READING PASSAGE:
——————
The ipfs were written by Ingrid Ulbrich and Donna Sueper (Jimenez Group, University of Colorado, Boulder) and Greg Brinkman (Hannigan Group, University of Colorado, Boulder). Questions about this codecan be addressed to Ingrid or Donna at ulbrich@colorado.edu or dsueper@colorado.edu.

PMF (Positive Matrix Factorization) was developed by Dr. P. Paatero (Dept. of Physics, University of Helsinki). One of the original papers describing this method is Paatero, 1997 P. Paatero, Least squares formulation of robust non-negative factor analysis, Chemometrics and Intelligent Laboratory Systems 37 (1997), pp. 23–35. First time users to PMF are encouraged to first read the documentation by Paatero regarding PMF (see Section 9, Other Resources).

This Igor toolkit was intended for use in analyzing AMS data, but there are only few assumptions in the toolkit relating to AMS-type data. Non-AMS users of this software can skip Section 4, Creating the Organics and Error Matrices.

A Message to Contributors

We want to encourage active participation by all users in the evolution of the information contained within this wiki and welcome the addition of content that is beneficial to the community as a whole. However, please DO NOT delete any content from this page!! Significant time, effort, and deliberation has gone into the information contained in this page. Rather than deleting content, please feel free to voice your concerns by posting a comment to the discussion page where others can contribute (please be sure to include a topic to be referenced in responses).

Installing PMF with Igor

Setting up PMF on Your Computer

  1. Download the BareBones PMF Starter Kit
  2. Create a new folder on your computer where you'll store the PMF files and all files output by PMF (this should NOT be the folder where you store your Igor experiments). This folder must contain:
    • PMF2wtst.exe (obtained from P. Paatero or the BareBones Starter Kit)
    • imupmf.ini (obtained from the BareBones Starter Kit)
    • pmf2key.key (obtained from P. Pattero, U. Helsinki)
  3. Start a new Igor experiment and load the following files from the BareBones Starter Kit:
    • DataAndErrorForBareBonesPMF.itx
    • BareBonesPMFExecution_1_00B.ipf


Running the PMF Test Case

  1. Start the Panel from the BareBonesPMF menu on the menu bar.
    File:BareBonesPanel.png

  2. Use the first button and select the path to the folder you created with the PMF2wtst.exe file.
  3. Use the second button to execute PMF.

You should see a black DOS window pop up, scroll a lot out output, and then close. Igor will then tell you, "The PMF barebones analysis was successfully completed within X seconds."

X should be > 0!

If the window goes away immediately and the Igor message says that the analysis was completed within 0 seconds, the execution was not successful. Try the following steps to solve the problem.


If PMF does not Run Properly

1. Look in the folder you created with the PMF2wtst.exe file for the existence of the files

 Matrix.dat and StdDev.dat
If these files exist, Igor was able to access the correct folder. Continue with Step 2.
If these files do not exist, Igor was not able to access the correct folder. Go back to the first button on the panel and check that you've given the correct path to the folder with the PMF2wtst.exe file. Run PMF again by pressing the second button.

2. Look in the folder you created with the PMF2wtst.exe file for the existence of the file

 PMF2.LOG
If this file does not exist, PMF was not run in this folder. Go to step 3.
——————
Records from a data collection

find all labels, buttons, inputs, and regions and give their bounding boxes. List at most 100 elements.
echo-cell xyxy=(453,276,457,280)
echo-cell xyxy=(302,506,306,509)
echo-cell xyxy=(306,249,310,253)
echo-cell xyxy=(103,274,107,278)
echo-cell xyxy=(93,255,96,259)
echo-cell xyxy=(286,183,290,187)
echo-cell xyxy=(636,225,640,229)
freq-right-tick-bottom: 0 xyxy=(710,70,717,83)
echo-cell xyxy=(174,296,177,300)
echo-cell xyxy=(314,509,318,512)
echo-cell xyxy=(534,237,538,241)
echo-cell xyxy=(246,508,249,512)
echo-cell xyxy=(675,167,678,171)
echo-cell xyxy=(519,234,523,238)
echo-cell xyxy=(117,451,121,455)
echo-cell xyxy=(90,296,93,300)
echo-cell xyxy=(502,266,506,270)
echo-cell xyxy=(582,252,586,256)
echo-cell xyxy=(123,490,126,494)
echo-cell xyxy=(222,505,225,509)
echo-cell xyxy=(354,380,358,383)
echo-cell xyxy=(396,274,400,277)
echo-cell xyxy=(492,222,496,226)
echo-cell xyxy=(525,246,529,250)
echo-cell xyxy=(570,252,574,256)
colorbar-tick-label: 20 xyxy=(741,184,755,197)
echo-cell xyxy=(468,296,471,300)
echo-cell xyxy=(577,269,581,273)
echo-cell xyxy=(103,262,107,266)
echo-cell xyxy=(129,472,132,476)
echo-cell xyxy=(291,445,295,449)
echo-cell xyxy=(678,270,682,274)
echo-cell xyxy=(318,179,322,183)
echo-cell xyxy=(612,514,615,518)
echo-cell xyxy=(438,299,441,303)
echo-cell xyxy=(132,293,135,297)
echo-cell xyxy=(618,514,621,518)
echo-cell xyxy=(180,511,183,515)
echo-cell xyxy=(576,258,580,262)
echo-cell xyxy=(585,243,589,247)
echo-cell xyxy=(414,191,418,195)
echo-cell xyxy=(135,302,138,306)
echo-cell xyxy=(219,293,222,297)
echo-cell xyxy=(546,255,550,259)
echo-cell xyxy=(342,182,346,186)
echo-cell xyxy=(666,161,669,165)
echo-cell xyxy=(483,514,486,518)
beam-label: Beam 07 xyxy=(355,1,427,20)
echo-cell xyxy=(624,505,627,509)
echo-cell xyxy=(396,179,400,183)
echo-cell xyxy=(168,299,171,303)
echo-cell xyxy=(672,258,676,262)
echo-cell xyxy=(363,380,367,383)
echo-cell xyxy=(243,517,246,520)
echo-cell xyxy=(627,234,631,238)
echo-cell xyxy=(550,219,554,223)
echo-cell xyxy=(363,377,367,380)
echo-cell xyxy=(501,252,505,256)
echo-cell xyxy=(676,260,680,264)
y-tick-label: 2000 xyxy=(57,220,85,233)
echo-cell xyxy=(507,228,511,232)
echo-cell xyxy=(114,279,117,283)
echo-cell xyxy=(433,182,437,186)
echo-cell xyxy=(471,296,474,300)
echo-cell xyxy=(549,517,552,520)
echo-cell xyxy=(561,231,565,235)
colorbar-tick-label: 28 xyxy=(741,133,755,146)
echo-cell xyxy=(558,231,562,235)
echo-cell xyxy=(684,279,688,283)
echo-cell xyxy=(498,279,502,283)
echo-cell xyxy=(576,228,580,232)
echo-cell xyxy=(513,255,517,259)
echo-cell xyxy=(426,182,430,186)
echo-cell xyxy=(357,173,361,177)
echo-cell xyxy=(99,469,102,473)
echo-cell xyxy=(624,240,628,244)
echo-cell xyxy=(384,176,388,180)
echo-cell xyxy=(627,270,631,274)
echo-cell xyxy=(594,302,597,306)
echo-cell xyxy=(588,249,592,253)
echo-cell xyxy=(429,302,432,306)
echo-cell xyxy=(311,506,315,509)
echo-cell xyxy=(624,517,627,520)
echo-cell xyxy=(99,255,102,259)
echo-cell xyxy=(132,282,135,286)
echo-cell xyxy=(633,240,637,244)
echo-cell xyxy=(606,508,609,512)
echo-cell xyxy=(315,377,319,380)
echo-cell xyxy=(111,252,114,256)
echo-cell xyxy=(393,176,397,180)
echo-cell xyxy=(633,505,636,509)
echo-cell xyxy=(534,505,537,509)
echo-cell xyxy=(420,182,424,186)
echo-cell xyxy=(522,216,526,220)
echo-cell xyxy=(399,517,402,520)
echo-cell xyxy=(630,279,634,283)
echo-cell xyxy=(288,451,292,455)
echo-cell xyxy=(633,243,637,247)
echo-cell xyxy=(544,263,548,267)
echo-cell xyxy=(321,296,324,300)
——————
TASKS FOR THIS EXERCISE:
1) Answer these questions using the text on running PMF with Igor.
(a) Who developed PMF?
(b) Which section of the text can non-AMS users skip?
(c) Which two files show that Igor was able to access the correct folder?
2) Print the part of the text on running PMF with Igor that opens with the words containing "If these files do" and closes with "Go to step 3.".

SOLVED TASKS:
1)
(a) Dr. P. Paatero (Dept. of Physics, University of Helsinki)
(b) Section 4, Creating the Organics and Error Matrices
(c) Matrix.dat and StdDev.dat

2)
If these files do not exist, Igor was not able to access the correct folder. Go back to the first button on the panel and check that you've given the correct path to the folder with the PMF2wtst.exe file. Run PMF again by pressing the second button.

2. Look in the folder you created with the PMF2wtst.exe file for the existence of the file

 PMF2.LOG
If this file does not exist, PMF was not run in this folder. Go to step 3.